Task to complete |
In the entries that follow, how many lines contain "proof"? Answer with the number only.

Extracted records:

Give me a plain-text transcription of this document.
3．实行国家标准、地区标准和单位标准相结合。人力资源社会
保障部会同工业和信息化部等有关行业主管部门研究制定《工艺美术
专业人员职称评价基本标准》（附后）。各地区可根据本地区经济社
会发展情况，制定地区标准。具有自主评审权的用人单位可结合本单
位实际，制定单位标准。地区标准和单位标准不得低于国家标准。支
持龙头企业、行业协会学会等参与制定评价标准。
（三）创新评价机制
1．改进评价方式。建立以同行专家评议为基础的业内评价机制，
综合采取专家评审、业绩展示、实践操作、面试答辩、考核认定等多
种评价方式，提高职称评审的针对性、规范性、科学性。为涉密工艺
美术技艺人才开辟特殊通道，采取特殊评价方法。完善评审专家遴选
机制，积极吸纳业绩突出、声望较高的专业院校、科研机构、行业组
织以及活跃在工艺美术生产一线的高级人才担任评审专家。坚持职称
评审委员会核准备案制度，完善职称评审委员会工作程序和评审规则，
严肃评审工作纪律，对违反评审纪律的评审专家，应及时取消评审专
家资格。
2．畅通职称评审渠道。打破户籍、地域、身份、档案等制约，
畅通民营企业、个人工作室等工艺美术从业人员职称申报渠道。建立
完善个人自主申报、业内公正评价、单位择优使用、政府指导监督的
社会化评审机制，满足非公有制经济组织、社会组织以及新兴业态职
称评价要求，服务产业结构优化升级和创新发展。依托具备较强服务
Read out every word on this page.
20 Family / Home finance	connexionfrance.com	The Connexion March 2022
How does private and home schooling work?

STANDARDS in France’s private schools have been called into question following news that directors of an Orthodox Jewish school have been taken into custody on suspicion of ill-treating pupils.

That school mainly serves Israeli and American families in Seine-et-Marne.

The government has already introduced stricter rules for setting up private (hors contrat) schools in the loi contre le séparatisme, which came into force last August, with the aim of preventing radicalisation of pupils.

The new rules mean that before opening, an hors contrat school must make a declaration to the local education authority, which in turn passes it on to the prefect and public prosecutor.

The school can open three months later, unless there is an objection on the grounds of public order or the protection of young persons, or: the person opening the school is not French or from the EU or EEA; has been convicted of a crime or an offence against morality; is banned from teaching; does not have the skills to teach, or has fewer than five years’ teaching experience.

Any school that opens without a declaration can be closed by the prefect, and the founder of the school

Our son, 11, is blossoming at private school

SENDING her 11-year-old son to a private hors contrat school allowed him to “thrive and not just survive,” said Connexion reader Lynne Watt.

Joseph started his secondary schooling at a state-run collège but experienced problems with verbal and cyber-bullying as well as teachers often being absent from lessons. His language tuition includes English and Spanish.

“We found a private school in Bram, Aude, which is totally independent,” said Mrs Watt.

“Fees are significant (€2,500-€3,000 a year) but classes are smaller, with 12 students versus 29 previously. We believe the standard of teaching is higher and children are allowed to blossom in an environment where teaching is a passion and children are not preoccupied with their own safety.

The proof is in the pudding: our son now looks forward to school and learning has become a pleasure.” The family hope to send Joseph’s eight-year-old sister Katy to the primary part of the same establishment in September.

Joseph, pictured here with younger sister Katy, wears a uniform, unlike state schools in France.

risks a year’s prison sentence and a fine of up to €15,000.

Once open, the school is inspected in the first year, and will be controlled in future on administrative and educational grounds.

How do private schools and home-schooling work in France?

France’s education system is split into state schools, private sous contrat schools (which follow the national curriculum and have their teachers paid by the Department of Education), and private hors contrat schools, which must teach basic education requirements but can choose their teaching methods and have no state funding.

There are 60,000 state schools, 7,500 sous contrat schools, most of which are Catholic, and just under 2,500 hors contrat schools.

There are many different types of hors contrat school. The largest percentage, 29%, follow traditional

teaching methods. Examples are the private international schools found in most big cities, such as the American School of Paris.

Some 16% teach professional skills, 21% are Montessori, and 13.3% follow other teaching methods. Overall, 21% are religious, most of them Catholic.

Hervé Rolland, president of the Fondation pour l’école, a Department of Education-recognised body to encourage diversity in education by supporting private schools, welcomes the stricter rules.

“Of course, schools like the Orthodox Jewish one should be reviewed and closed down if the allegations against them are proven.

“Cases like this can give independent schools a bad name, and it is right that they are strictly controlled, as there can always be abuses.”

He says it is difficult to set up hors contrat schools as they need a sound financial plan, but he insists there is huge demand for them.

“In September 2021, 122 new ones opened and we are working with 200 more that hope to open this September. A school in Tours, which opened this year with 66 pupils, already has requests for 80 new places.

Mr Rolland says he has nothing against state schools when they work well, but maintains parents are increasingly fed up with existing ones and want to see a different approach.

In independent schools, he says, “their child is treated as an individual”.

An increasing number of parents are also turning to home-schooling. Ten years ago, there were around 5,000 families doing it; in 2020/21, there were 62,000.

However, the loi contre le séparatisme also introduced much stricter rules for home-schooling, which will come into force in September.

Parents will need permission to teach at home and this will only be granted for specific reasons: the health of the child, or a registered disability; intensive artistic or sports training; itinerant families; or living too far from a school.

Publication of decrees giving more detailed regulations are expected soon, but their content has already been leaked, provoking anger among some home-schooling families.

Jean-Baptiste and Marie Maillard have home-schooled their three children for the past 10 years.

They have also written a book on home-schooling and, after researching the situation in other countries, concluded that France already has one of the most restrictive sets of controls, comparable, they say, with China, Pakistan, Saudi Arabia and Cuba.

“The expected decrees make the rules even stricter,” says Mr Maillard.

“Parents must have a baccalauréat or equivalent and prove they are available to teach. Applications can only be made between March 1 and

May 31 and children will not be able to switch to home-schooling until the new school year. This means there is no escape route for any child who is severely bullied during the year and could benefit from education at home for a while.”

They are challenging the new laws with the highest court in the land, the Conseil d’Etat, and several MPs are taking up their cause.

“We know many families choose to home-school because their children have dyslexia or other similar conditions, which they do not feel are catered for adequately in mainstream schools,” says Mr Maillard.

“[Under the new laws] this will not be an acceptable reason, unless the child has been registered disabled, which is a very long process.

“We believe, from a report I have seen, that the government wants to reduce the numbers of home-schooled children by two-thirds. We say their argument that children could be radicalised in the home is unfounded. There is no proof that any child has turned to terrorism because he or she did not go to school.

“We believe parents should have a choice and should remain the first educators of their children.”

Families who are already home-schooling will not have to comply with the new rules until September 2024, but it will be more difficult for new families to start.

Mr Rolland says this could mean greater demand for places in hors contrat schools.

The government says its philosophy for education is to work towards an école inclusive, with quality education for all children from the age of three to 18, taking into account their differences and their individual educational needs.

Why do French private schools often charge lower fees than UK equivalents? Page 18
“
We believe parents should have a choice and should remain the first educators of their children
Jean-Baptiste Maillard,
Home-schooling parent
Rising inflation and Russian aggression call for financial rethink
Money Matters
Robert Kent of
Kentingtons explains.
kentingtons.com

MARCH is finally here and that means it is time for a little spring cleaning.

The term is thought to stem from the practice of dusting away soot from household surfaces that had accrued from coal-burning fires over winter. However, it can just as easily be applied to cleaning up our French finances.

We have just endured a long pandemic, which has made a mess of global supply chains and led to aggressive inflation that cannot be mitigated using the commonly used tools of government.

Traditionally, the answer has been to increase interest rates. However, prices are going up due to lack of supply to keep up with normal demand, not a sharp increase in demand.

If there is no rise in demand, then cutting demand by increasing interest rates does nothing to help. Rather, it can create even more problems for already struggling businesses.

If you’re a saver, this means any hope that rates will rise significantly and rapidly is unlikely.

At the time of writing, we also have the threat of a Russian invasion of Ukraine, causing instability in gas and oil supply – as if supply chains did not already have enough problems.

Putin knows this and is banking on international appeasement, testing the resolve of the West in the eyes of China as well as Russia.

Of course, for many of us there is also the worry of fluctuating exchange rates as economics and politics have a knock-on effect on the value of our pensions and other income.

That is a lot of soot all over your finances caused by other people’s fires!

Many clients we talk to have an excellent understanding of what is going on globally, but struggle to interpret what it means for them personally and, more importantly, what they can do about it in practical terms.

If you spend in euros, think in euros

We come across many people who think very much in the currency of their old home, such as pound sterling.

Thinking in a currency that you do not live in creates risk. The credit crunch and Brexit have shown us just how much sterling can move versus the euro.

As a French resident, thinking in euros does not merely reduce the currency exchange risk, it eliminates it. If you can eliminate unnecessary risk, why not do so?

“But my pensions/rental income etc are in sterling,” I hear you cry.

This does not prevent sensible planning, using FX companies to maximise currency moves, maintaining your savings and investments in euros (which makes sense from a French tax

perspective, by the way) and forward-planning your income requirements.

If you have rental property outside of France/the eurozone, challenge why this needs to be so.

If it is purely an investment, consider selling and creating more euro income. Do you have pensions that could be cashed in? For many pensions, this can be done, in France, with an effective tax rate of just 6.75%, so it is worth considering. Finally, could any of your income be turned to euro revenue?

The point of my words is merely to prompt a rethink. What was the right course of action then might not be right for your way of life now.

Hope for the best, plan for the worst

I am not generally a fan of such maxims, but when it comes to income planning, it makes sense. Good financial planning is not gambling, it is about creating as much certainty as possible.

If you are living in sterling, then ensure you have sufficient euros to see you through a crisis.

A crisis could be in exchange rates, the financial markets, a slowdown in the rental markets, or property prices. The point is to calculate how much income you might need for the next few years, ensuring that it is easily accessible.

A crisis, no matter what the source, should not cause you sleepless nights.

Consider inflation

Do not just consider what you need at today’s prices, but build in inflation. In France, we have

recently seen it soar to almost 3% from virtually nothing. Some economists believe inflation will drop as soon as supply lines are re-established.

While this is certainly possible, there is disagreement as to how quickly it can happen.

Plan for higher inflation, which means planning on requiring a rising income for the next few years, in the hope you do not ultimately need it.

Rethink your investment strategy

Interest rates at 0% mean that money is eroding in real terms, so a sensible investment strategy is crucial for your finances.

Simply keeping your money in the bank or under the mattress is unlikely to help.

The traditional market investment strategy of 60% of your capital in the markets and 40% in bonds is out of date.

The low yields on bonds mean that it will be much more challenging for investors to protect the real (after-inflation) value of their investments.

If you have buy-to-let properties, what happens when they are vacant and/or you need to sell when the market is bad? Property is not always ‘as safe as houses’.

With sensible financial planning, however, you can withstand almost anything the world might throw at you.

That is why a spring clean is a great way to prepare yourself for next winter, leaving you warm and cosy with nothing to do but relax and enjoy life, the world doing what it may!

Task solution |
2